Collect the lines of the entries where "Norway" shows up.

* _DATA SECTION_:
*-*-*

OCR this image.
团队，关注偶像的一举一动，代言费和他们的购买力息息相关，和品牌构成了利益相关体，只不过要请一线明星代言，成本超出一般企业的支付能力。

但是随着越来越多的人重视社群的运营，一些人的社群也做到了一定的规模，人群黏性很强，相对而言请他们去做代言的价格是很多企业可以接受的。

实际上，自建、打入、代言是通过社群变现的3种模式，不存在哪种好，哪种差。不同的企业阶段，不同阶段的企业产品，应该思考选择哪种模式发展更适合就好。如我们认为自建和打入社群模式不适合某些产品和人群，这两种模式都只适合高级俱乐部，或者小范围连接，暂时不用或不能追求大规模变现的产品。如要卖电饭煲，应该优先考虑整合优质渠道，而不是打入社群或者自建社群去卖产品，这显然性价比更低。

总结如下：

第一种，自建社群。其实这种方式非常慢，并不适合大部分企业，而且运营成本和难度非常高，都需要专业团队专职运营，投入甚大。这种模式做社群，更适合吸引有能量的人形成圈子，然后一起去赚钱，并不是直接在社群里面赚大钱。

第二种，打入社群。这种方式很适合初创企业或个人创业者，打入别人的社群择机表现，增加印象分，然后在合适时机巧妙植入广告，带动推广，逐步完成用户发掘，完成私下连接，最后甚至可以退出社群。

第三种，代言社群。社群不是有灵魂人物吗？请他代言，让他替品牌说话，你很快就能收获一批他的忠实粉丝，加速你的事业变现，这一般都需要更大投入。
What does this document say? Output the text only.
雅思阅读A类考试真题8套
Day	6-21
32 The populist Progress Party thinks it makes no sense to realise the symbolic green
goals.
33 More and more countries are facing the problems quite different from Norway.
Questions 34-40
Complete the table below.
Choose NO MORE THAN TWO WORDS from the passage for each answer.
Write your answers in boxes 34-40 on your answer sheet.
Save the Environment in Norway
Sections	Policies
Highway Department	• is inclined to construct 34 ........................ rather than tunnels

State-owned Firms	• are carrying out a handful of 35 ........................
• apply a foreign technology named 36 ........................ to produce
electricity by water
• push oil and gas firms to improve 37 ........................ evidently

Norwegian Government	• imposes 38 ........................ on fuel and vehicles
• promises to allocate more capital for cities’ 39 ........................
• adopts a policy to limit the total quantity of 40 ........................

*-*-*

* _THE COMPLETED TASK_:
33 More and more countries are facing the problems quite different from Norway.
Save the Environment in Norway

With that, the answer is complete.